- [Task objective]:
Check each line of the listing, and copy it if it contains the word "name".

Figure record extracts
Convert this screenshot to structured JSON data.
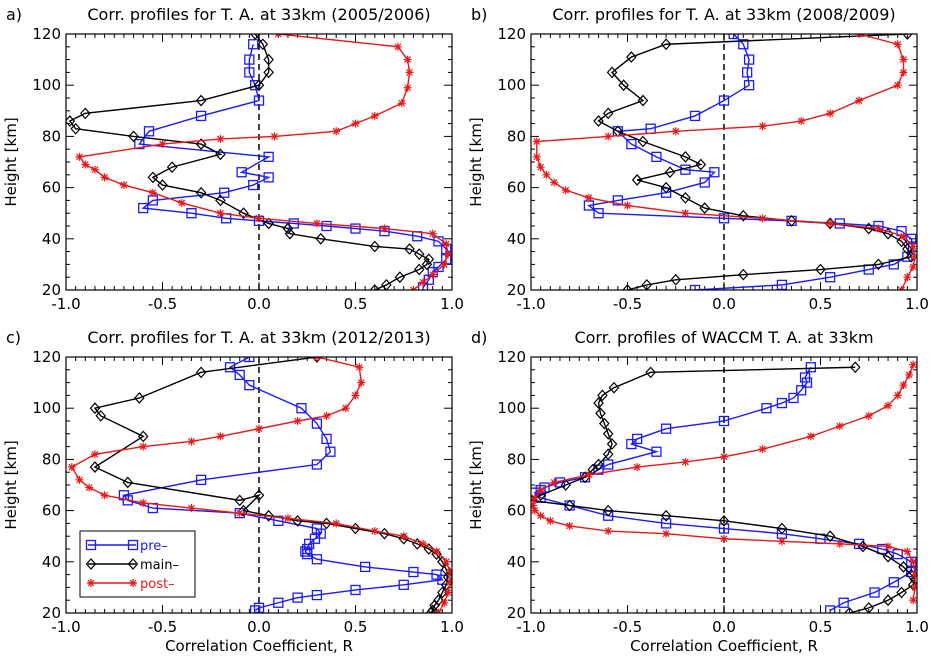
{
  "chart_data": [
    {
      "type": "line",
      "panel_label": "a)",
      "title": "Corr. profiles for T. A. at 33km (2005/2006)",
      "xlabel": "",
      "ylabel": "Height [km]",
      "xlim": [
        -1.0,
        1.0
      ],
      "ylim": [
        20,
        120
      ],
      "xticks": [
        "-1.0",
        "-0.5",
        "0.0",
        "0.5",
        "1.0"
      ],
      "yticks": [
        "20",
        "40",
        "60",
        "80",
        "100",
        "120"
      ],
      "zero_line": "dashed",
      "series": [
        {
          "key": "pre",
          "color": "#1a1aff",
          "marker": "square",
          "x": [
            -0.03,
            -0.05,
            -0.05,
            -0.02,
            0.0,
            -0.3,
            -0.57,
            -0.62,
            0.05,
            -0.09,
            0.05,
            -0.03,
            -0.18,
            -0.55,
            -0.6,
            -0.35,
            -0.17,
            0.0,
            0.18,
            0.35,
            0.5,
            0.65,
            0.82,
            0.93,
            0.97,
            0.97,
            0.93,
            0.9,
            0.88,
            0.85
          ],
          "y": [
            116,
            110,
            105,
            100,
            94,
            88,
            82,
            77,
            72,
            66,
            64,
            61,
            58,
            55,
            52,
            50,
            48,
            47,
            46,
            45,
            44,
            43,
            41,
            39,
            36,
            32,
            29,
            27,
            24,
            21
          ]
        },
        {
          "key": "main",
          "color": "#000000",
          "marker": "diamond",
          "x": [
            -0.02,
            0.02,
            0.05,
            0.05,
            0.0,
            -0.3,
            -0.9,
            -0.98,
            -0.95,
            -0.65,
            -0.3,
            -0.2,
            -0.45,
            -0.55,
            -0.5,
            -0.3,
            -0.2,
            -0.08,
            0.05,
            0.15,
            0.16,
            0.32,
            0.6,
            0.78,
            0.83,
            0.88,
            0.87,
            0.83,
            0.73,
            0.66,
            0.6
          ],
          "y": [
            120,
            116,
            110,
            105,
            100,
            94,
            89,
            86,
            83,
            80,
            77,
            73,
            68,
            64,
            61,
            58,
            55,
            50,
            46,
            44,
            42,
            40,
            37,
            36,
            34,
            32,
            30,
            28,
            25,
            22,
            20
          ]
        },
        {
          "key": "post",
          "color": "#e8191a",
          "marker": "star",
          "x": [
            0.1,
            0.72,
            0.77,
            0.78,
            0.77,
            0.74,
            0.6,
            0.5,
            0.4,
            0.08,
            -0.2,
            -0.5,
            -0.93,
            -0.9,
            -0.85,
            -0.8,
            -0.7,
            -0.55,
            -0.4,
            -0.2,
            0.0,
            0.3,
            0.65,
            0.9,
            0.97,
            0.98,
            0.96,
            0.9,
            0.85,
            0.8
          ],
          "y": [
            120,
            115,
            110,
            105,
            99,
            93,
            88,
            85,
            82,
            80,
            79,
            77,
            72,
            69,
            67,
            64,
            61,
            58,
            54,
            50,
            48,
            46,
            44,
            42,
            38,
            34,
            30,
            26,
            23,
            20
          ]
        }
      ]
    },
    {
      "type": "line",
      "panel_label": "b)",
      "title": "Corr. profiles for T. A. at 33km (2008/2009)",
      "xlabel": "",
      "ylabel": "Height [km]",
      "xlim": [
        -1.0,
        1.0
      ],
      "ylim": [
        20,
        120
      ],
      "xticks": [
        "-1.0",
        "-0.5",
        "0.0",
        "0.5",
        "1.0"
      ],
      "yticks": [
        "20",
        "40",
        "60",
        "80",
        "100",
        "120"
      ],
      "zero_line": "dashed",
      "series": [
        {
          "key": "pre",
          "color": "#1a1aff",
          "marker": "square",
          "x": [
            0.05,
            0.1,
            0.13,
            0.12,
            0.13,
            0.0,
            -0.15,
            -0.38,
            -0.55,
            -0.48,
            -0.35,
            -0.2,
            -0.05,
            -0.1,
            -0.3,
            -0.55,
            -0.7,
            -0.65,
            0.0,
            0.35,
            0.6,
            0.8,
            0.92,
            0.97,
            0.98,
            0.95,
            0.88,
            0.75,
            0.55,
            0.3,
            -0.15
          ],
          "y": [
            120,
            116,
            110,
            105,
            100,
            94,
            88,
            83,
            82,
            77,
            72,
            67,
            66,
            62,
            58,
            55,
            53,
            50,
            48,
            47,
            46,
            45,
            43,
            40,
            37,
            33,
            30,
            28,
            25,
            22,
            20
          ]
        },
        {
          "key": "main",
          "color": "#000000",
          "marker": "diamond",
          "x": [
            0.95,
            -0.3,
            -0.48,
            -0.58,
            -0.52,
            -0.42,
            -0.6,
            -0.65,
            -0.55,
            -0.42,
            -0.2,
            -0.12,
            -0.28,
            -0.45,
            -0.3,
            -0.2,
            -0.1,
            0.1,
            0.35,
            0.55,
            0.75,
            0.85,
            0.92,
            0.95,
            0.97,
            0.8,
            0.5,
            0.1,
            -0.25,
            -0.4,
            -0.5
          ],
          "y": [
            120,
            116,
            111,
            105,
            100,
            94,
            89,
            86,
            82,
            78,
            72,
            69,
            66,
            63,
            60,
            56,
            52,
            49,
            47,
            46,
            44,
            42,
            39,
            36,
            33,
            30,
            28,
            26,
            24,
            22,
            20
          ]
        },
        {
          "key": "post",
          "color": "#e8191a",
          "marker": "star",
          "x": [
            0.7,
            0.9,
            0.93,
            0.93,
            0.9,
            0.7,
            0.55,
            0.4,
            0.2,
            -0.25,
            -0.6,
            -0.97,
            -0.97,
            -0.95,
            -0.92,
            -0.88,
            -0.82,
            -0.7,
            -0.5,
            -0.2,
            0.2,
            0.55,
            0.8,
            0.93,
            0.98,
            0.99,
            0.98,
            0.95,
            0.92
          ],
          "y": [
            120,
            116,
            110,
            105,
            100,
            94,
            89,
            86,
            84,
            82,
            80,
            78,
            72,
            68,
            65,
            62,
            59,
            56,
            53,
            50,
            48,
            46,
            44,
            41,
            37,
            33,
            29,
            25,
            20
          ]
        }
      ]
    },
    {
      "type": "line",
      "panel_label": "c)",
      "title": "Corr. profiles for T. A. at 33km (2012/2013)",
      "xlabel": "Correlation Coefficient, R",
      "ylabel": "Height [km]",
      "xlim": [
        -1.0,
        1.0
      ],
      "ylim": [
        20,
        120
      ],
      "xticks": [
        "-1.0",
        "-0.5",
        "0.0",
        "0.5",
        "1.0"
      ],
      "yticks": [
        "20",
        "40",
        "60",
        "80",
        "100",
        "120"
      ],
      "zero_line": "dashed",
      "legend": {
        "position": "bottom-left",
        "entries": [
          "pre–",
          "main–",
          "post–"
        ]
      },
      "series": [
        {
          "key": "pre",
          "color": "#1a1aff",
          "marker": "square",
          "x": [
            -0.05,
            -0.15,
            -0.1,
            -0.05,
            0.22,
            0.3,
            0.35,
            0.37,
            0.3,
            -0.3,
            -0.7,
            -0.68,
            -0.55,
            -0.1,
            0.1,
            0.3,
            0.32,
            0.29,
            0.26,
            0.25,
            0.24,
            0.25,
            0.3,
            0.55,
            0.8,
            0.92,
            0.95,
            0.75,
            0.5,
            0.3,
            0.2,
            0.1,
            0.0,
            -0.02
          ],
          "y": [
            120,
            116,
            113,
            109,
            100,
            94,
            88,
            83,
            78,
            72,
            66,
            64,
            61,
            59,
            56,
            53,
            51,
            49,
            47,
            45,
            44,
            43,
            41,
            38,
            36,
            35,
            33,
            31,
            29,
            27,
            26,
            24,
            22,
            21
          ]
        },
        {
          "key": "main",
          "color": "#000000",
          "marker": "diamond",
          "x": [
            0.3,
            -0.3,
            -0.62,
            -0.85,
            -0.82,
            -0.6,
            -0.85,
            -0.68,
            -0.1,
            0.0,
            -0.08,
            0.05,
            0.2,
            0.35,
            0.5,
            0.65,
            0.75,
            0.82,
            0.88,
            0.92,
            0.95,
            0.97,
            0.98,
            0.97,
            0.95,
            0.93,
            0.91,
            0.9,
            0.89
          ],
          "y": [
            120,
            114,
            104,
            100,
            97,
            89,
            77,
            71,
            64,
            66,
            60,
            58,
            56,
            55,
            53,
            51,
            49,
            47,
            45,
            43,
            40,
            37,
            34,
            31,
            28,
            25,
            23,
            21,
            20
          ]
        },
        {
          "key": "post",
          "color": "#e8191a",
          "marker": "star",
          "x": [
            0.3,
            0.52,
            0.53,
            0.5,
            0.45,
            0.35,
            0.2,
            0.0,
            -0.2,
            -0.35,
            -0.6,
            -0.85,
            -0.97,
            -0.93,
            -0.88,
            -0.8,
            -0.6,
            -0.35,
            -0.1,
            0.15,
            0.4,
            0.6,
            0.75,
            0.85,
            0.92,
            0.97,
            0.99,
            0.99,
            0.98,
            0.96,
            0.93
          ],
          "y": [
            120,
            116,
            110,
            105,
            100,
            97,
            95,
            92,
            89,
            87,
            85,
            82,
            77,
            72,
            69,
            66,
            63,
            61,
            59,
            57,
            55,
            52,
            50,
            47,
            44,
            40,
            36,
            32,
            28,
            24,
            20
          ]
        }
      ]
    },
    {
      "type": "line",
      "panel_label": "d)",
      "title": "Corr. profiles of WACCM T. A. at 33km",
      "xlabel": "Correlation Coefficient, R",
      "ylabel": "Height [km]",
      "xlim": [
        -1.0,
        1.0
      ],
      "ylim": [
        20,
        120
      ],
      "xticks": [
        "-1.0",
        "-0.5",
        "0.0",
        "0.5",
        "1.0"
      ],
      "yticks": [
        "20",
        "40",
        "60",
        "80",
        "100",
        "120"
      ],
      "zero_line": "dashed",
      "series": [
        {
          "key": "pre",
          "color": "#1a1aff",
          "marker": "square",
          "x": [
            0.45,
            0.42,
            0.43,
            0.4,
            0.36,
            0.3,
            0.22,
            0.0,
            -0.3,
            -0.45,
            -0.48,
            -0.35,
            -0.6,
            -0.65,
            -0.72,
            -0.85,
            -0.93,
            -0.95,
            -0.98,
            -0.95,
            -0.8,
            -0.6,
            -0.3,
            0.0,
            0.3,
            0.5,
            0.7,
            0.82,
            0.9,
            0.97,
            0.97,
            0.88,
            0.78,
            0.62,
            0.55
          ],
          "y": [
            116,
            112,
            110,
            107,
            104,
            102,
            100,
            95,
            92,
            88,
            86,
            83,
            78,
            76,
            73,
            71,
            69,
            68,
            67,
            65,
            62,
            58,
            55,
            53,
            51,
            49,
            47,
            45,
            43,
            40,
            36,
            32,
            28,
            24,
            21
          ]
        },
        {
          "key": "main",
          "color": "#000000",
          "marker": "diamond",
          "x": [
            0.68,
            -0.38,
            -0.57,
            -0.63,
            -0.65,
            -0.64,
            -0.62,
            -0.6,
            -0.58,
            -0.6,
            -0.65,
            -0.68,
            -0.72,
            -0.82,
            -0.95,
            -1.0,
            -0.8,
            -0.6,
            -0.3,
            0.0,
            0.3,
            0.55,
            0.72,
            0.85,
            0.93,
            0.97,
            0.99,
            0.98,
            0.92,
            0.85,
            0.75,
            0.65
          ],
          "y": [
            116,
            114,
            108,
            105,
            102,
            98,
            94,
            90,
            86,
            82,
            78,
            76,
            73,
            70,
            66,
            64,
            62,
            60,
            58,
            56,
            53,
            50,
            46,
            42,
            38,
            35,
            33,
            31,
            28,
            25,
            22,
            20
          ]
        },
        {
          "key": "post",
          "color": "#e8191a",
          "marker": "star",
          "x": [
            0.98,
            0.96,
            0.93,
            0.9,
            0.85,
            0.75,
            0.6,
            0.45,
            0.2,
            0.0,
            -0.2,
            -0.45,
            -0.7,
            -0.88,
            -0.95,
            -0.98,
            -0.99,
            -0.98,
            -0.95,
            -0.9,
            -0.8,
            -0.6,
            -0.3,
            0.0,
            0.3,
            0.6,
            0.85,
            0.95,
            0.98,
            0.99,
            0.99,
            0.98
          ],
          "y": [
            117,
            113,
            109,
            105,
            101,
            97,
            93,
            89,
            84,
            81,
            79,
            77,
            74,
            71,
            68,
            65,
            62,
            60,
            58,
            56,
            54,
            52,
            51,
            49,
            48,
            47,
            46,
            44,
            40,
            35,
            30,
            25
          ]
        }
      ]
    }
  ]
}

==

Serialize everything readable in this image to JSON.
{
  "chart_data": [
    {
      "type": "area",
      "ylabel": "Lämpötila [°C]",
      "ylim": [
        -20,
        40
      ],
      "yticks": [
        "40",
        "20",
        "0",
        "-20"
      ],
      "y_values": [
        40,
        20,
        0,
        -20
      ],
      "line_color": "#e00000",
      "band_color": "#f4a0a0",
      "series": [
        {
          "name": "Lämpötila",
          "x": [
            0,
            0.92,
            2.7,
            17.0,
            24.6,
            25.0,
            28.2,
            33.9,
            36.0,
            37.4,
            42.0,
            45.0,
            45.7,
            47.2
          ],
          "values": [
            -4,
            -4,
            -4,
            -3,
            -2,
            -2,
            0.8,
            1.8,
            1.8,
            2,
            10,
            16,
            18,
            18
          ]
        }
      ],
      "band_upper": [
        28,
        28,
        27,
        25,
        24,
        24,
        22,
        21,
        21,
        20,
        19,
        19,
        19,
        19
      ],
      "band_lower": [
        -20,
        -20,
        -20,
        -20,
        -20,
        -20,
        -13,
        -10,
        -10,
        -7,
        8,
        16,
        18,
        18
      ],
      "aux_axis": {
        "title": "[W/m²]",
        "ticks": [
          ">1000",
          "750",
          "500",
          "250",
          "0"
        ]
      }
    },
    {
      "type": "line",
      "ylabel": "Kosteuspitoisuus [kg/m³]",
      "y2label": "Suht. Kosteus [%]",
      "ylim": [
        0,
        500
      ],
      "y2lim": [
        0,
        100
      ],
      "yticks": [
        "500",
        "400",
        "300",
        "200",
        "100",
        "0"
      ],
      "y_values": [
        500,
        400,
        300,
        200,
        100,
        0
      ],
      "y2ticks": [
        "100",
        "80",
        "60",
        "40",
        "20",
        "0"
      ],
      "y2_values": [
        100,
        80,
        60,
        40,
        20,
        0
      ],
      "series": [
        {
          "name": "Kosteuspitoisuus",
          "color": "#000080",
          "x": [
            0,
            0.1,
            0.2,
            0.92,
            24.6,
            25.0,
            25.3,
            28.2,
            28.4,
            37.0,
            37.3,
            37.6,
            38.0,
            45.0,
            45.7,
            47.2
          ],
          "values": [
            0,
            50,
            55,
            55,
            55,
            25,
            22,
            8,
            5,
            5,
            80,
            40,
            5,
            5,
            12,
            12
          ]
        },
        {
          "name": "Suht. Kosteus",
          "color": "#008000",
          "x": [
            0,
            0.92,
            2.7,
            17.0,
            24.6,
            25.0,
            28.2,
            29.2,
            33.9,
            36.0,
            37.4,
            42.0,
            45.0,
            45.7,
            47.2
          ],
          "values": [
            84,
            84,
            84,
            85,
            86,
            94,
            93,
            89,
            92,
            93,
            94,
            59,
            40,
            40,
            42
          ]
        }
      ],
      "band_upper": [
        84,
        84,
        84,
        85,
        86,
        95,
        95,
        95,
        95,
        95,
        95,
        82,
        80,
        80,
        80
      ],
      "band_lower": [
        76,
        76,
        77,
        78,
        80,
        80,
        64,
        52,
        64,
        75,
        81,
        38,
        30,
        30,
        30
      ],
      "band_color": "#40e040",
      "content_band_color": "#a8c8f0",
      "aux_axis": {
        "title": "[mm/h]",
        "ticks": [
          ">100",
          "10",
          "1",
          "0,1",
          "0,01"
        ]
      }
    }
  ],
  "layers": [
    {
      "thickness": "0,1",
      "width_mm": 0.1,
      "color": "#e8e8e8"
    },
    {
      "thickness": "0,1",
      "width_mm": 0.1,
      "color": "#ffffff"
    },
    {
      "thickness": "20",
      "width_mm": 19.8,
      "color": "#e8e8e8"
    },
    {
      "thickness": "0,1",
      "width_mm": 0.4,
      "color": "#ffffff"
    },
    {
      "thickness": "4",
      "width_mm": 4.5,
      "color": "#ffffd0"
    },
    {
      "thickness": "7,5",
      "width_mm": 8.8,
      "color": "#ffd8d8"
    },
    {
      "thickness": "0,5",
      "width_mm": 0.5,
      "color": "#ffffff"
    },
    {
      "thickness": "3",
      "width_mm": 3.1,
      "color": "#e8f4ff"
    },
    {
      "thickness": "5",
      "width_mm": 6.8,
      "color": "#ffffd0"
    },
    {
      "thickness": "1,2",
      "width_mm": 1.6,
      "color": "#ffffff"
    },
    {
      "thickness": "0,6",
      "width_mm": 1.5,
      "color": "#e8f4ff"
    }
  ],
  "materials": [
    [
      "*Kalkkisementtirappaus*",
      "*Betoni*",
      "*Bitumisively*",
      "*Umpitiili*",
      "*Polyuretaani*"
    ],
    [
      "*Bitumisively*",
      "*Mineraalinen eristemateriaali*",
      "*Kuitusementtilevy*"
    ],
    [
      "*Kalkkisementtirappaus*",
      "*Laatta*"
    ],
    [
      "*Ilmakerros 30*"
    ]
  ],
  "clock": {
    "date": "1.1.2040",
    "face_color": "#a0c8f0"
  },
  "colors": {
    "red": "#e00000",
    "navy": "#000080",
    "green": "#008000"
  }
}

- [The response]:
          "name": "Lämpötila",
          "name": "Kosteuspitoisuus",
          "name": "Suht. Kosteus",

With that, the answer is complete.